* Trecho selecionado:
A História da Ferrovia Taubaté-Ubatuba

A História da Ferrovia Taubaté-Ubatuba

O momento histórico que Ubatuba viveu no final do século XIX, parecia definir o verdadeiro restabelecimento e firmamento da economia local, revolucionando o fluxo de transporte de toda a produção da região. Estava prevista a construção da ferrovia que ligaria Taubaté a Ubatuba, abandonando assim o antigo percurso utilizado como via de transporte, a estrada imperial. Saindo do sul de Minas Gerais, a ferrovia passaria pela Serra do Mar até alcançar o porto de Ubatuba. Desta forma Ubatuba estaria apta ao comércio de exportação e importação competindo com o porto de Santos.

Ferrovia Ubatuba

O ano era o de 1889 e alguns homens chamados concessionários, como João Alfredo Corrêa de Oliveira, um ministro do império, Francisco Ribeiro de M. Escobar, Victorino E. Marcondes Varella, e outros, organizaram uma companhia. O capital do investimento foi milionário, fundando o Banco de Taubaté. Firmas inglesas forneceram o material necessário como os trilhos importados da Inglaterra, iniciando em seguida os trabalhos para traçar a linha ferroviária. Um grupo de trabalhadores vinha do planalto de Taubaté, enquanto um outro trilhava o caminho pela Serra do Mar, chegou-se a perfurar a serra para os túneis.

O traçado a partir de Ubatuba iniciaria no cais do Porto da Ponta Grossa, na Baía de Ubatuba, ao sul da cidade, seguiria 4 Km em trecho urbano e plano até a estrada do Monte Valério (região da Praia Dura), rota que seguiria a partir daí alinhada até o alto da Serra do Mar (Sertão da Santa até norte da Vila de Santo Antonio), chamado de Mococa, localizado a 854 metros de altitude. A transposição da serra seguiria em uma inclinação máxima de 3%.

No dia 28 de setembro de 1890, aconteceu a festividade de inauguração. A imprensa, dias depois “alardeou” em jornais importantes da época, o tamanho da festividade e das personalidades presentes. Com o lançamento da pedra fundamental da futura estação ferroviária, além das festividades e solenidades, realizou-se ainda um espetáculo no antigo teatro da cidade, encerrando tal comemoração. Um espetáculo com um final apoteótico, representando um recomeço para Ubatuba, com a linha ferroviária trazendo o tão esperado progresso. Da estação em Ubatuba, pouco se sabe, resta uma pedra fundamental colocada no cruzamento das ruas Cunhambebe e Liberdade.

História da Estrada de Ferro Taubaté-Ubatuba
Nas décadas finais do século XIX, Ubatuba era frequentada por navios de longo curso. Em seu ancoradouro, uma floresta de mastros: bergantins, fragatas e brigues. Eles traziam mercadorias do velho mundo e levavam o café e o açúcar. O transporte até o planalto se fazia por estradas revestidas de lajes (pavimentação feita por índios e escravos).

(Itens do conjunto de dados)
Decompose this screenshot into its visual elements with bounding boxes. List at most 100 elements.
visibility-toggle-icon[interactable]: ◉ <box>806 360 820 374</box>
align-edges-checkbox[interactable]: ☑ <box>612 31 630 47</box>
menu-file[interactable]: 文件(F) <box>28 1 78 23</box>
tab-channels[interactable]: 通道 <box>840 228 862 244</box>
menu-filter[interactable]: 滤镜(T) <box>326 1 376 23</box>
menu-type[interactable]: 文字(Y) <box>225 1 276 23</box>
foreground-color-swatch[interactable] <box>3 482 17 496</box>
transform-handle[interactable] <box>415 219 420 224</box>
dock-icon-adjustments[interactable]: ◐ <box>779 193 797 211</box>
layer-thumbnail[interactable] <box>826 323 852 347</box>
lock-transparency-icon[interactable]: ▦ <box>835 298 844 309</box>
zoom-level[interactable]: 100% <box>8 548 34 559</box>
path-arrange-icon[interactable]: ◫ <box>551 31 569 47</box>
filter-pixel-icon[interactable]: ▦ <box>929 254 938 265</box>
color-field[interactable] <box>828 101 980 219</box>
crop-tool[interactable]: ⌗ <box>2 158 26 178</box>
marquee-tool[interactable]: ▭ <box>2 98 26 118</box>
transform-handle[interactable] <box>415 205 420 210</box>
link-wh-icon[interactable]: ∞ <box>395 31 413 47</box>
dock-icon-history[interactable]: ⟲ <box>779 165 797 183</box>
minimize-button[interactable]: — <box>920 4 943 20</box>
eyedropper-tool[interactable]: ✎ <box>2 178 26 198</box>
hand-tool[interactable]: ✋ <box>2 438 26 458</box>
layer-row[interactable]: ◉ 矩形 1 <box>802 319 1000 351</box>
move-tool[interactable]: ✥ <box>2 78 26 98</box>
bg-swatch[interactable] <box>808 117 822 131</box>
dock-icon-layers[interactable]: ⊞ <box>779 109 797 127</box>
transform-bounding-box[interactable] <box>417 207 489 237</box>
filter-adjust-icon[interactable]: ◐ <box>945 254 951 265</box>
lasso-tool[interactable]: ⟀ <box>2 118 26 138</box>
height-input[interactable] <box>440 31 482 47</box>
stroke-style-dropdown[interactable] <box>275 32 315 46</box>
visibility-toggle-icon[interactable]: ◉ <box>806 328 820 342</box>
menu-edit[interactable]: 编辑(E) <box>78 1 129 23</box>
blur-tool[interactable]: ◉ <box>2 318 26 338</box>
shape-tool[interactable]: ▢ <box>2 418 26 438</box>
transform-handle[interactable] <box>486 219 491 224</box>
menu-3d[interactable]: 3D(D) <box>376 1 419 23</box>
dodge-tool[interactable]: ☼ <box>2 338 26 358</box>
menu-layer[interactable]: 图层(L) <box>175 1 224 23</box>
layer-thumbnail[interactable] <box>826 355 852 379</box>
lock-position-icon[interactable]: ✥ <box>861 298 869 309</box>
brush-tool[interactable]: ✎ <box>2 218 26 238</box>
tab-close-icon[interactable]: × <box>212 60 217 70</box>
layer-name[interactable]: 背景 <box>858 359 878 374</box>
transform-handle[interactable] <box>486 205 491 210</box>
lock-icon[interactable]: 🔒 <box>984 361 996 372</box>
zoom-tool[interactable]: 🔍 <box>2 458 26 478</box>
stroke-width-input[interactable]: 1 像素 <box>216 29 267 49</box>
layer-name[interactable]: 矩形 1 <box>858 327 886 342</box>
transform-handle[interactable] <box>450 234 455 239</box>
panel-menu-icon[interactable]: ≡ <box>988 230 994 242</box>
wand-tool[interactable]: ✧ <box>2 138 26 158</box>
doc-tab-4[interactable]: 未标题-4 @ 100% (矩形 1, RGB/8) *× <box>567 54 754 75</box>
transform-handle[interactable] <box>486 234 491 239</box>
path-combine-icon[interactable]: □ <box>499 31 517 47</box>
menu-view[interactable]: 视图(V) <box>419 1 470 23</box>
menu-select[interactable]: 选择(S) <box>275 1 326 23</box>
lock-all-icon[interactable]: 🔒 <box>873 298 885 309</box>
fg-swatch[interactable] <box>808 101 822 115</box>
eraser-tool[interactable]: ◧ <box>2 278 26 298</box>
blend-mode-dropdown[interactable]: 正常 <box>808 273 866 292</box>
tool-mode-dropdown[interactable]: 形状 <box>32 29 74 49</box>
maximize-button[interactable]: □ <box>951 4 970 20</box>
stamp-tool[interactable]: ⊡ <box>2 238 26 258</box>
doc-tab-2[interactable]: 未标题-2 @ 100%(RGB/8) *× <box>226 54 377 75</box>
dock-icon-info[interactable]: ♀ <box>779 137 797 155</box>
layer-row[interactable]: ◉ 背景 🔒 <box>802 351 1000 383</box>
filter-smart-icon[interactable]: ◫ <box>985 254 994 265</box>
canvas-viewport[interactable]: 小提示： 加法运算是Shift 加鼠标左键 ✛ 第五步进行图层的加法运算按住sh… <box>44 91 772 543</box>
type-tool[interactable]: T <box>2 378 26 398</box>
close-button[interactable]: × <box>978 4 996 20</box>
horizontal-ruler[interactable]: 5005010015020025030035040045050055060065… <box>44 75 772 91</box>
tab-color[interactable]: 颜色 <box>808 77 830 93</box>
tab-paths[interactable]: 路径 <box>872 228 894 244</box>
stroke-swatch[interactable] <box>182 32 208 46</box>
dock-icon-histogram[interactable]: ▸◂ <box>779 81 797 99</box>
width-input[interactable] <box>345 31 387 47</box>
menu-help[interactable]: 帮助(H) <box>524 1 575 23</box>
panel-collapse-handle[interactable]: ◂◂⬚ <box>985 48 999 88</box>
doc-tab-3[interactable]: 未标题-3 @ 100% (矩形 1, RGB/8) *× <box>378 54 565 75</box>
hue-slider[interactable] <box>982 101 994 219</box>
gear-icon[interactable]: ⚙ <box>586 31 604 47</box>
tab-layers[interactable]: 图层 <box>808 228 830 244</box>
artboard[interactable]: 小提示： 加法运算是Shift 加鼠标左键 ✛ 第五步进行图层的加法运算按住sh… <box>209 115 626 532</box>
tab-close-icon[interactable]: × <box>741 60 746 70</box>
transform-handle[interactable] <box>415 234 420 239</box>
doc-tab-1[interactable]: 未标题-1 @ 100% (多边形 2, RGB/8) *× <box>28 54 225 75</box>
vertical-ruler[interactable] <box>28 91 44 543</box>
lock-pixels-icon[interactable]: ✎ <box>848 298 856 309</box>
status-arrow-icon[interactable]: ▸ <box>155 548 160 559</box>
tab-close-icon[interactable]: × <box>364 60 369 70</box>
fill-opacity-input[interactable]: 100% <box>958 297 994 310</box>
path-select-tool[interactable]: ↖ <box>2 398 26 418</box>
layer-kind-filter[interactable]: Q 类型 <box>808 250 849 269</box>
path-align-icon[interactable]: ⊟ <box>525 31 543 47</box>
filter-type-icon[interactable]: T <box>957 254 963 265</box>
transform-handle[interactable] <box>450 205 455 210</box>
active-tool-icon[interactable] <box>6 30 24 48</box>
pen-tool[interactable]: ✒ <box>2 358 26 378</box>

* O que se pede:
1 - Segundo o trecho sobre a Ferrovia Taubaté-Ubatuba, em que data ocorreu a festividade de inauguração?
2 - Continue o trecho sobre a Ferrovia Taubaté-Ubatuba a partir do ponto em que ele termina.

* Respostas:
1 - Em 28 de setembro de 1890.

2 -
Ferrovia Taubaté - Ubatuba

A época do término da ligação ferroviária entre São Paulo e Rio de Janeiro, o Brasil possuía apenas dois portos aparelhados para a exportação de seus produtos e ao Porto de Santos convergia quase toda produção do Vale do Paraíba, ligado na época pela nova ferrovia “São Paulo Railway”. Esvaziou-se, assim a função do porto de Ubatuba. Há de se imaginar que tão rica e próspera, a região do Vale do Paraíba, ansiava por ter sua própria ligação ferroviária com o litoral, encurtando distâncias, diminuindo preços e fretes, facilitando toda a intrincada rede de distribuição da produção agrícola. Foram três tentativas realizadas para a construção desta ferrovia.

A Primeira Tentativa
Em 1874, surgia a primeira tentativa de construção de uma linha férrea que ligaria Guaratinguetá ao litoral. A concessão foi dada a Charles Bernard e Sebastião Gomes da Silva Belfort, pelo governo da província. Não tendo sido dadas as garantias de juros pelo governo da província para o capital que se empregaria na obra, a companhia não conseguiu se organizar e a construção não foi iniciada. Alegava o governo a intransponibilidade da Serra do Mar.

Após isto, Cox, engenheiro inglês, realizou estudos de campo na Serra do Mar, provando que era possível, no ponto chamado Taquarussu, transpor a barreira natural. Por esta época, o Encilhamento (*) estava prestes a atingir o seu auge. Havia uma verdadeira febre de incorporações de companhias, dada a entrada de dinheiro estrangeiro, quando o capital das sociedades anônimas passa de 800 mil contos de réis para 3 milhões. Em seguida uma intensa crise financeira se manifesta a este período fazendo com que Cox e companheiros, por prudência, vendessem os estudos realizados, desistindo da construção. Este fato deu início à formação da Companhia de Estradas de Ferro Norte de São Paulo.

(*) O Encilhamento ocorreu durante o governo provisório de Deodoro da Fonseca (1889-1891). O Ministro da Fazenda Rui Barbosa, na tentativa de estimular a industrialização do Brasil, adotou uma política emissionista baseada em créditos livres aos investimentos industriais garantidos pelas emissões monetárias.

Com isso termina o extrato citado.